**Stored items**:
··········

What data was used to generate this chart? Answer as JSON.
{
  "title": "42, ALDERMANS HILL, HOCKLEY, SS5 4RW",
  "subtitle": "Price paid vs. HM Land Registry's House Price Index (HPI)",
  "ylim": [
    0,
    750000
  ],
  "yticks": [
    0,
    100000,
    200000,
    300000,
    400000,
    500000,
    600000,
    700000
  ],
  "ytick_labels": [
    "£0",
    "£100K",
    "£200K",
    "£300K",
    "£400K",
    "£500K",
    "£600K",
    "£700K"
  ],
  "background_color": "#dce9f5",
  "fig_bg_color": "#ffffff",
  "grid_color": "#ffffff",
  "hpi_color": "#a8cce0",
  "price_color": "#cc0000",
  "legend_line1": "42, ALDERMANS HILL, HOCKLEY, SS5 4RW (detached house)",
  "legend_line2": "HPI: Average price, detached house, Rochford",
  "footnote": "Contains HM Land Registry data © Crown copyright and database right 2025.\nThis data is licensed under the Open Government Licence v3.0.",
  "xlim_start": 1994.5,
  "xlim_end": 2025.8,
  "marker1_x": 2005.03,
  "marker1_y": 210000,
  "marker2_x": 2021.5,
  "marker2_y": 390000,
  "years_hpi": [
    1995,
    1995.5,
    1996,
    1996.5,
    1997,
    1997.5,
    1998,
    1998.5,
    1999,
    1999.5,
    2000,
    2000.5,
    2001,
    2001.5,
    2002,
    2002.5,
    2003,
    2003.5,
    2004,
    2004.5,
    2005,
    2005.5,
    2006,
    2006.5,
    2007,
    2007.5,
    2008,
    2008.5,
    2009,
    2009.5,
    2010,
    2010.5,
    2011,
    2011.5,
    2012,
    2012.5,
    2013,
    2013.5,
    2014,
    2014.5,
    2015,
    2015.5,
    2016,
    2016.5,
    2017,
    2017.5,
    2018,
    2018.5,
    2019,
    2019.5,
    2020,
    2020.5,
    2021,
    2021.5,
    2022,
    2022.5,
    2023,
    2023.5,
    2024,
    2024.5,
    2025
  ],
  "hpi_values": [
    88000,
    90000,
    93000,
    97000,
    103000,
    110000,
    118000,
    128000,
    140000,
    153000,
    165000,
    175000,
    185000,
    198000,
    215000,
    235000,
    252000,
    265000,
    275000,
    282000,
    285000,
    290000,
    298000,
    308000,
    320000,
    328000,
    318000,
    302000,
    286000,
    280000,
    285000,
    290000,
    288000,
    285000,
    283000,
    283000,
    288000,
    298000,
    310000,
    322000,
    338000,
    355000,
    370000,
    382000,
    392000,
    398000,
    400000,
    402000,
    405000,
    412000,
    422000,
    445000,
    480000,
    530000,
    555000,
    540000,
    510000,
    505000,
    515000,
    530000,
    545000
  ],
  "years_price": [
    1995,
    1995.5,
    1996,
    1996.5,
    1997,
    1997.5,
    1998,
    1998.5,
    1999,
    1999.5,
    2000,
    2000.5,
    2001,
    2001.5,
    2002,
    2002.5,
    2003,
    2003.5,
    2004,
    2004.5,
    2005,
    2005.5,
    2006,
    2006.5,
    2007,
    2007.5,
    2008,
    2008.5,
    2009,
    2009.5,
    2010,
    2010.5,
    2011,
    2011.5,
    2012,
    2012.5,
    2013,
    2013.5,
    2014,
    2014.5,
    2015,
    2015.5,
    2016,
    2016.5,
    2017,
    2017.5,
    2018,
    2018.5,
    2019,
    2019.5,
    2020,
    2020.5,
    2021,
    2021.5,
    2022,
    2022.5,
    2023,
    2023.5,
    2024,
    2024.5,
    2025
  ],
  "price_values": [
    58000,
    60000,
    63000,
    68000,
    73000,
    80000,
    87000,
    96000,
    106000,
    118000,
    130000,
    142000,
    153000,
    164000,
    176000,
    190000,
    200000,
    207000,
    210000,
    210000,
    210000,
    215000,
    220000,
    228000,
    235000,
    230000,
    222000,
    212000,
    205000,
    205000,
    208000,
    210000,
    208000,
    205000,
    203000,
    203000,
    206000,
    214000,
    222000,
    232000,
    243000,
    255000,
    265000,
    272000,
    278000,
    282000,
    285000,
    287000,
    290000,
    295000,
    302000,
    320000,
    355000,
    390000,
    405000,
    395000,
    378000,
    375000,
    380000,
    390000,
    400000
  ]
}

··········

**Task instructions**:
Copy all of the data exactly.

**Written response**:
What data was used to generate this chart? Answer as JSON.
{
  "title": "42, ALDERMANS HILL, HOCKLEY, SS5 4RW",
  "subtitle": "Price paid vs. HM Land Registry's House Price Index (HPI)",
  "ylim": [
    0,
    750000
  ],
  "yticks": [
    0,
    100000,
    200000,
    300000,
    400000,
    500000,
    600000,
    700000
  ],
  "ytick_labels": [
    "£0",
    "£100K",
    "£200K",
    "£300K",
    "£400K",
    "£500K",
    "£600K",
    "£700K"
  ],
  "background_color": "#dce9f5",
  "fig_bg_color": "#ffffff",
  "grid_color": "#ffffff",
  "hpi_color": "#a8cce0",
  "price_color": "#cc0000",
  "legend_line1": "42, ALDERMANS HILL, HOCKLEY, SS5 4RW (detached house)",
  "legend_line2": "HPI: Average price, detached house, Rochford",
  "footnote": "Contains HM Land Registry data © Crown copyright and database right 2025.\nThis data is licensed under the Open Government Licence v3.0.",
  "xlim_start": 1994.5,
  "xlim_end": 2025.8,
  "marker1_x": 2005.03,
  "marker1_y": 210000,
  "marker2_x": 2021.5,
  "marker2_y": 390000,
  "years_hpi": [
    1995,
    1995.5,
    1996,
    1996.5,
    1997,
    1997.5,
    1998,
    1998.5,
    1999,
    1999.5,
    2000,
    2000.5,
    2001,
    2001.5,
    2002,
    2002.5,
    2003,
    2003.5,
    2004,
    2004.5,
    2005,
    2005.5,
    2006,
    2006.5,
    2007,
    2007.5,
    2008,
    2008.5,
    2009,
    2009.5,
    2010,
    2010.5,
    2011,
    2011.5,
    2012,
    2012.5,
    2013,
    2013.5,
    2014,
    2014.5,
    2015,
    2015.5,
    2016,
    2016.5,
    2017,
    2017.5,
    2018,
    2018.5,
    2019,
    2019.5,
    2020,
    2020.5,
    2021,
    2021.5,
    2022,
    2022.5,
    2023,
    2023.5,
    2024,
    2024.5,
    2025
  ],
  "hpi_values": [
    88000,
    90000,
    93000,
    97000,
    103000,
    110000,
    118000,
    128000,
    140000,
    153000,
    165000,
    175000,
    185000,
    198000,
    215000,
    235000,
    252000,
    265000,
    275000,
    282000,
    285000,
    290000,
    298000,
    308000,
    320000,
    328000,
    318000,
    302000,
    286000,
    280000,
    285000,
    290000,
    288000,
    285000,
    283000,
    283000,
    288000,
    298000,
    310000,
    322000,
    338000,
    355000,
    370000,
    382000,
    392000,
    398000,
    400000,
    402000,
    405000,
    412000,
    422000,
    445000,
    480000,
    530000,
    555000,
    540000,
    510000,
    505000,
    515000,
    530000,
    545000
  ],
  "years_price": [
    1995,
    1995.5,
    1996,
    1996.5,
    1997,
    1997.5,
    1998,
    1998.5,
    1999,
    1999.5,
    2000,
    2000.5,
    2001,
    2001.5,
    2002,
    2002.5,
    2003,
    2003.5,
    2004,
    2004.5,
    2005,
    2005.5,
    2006,
    2006.5,
    2007,
    2007.5,
    2008,
    2008.5,
    2009,
    2009.5,
    2010,
    2010.5,
    2011,
    2011.5,
    2012,
    2012.5,
    2013,
    2013.5,
    2014,
    2014.5,
    2015,
    2015.5,
    2016,
    2016.5,
    2017,
    2017.5,
    2018,
    2018.5,
    2019,
    2019.5,
    2020,
    2020.5,
    2021,
    2021.5,
    2022,
    2022.5,
    2023,
    2023.5,
    2024,
    2024.5,
    2025
  ],
  "price_values": [
    58000,
    60000,
    63000,
    68000,
    73000,
    80000,
    87000,
    96000,
    106000,
    118000,
    130000,
    142000,
    153000,
    164000,
    176000,
    190000,
    200000,
    207000,
    210000,
    210000,
    210000,
    215000,
    220000,
    228000,
    235000,
    230000,
    222000,
    212000,
    205000,
    205000,
    208000,
    210000,
    208000,
    205000,
    203000,
    203000,
    206000,
    214000,
    222000,
    232000,
    243000,
    255000,
    265000,
    272000,
    278000,
    282000,
    285000,
    287000,
    290000,
    295000,
    302000,
    320000,
    355000,
    390000,
    405000,
    395000,
    378000,
    375000,
    380000,
    390000,
    400000
  ]
}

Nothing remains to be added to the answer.